**Figure collection entries**
# # # # # # #

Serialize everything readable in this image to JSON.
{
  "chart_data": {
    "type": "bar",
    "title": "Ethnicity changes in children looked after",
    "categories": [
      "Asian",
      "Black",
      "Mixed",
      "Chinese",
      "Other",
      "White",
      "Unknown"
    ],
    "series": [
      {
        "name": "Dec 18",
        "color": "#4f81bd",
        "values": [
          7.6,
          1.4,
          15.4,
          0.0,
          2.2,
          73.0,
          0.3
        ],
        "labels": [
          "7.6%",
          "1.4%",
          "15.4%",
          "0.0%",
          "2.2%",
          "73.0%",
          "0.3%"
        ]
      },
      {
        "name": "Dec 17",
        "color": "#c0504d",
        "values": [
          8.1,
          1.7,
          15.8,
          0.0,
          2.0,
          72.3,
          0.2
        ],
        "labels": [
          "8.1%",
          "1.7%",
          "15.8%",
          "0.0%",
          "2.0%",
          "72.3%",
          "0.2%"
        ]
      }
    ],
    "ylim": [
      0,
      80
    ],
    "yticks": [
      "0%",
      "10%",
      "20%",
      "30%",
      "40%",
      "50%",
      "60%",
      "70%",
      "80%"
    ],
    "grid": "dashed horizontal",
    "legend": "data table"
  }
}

# # # # # # #

Reproduce each record exactly, leaving nothing out.

Serialize everything readable in this image to JSON.
{
  "chart_data": {
    "type": "bar",
    "title": "Ethnicity changes in children looked after",
    "categories": [
      "Asian",
      "Black",
      "Mixed",
      "Chinese",
      "Other",
      "White",
      "Unknown"
    ],
    "series": [
      {
        "name": "Dec 18",
        "color": "#4f81bd",
        "values": [
          7.6,
          1.4,
          15.4,
          0.0,
          2.2,
          73.0,
          0.3
        ],
        "labels": [
          "7.6%",
          "1.4%",
          "15.4%",
          "0.0%",
          "2.2%",
          "73.0%",
          "0.3%"
        ]
      },
      {
        "name": "Dec 17",
        "color": "#c0504d",
        "values": [
          8.1,
          1.7,
          15.8,
          0.0,
          2.0,
          72.3,
          0.2
        ],
        "labels": [
          "8.1%",
          "1.7%",
          "15.8%",
          "0.0%",
          "2.0%",
          "72.3%",
          "0.2%"
        ]
      }
    ],
    "ylim": [
      0,
      80
    ],
    "yticks": [
      "0%",
      "10%",
      "20%",
      "30%",
      "40%",
      "50%",
      "60%",
      "70%",
      "80%"
    ],
    "grid": "dashed horizontal",
    "legend": "data table"
  }
}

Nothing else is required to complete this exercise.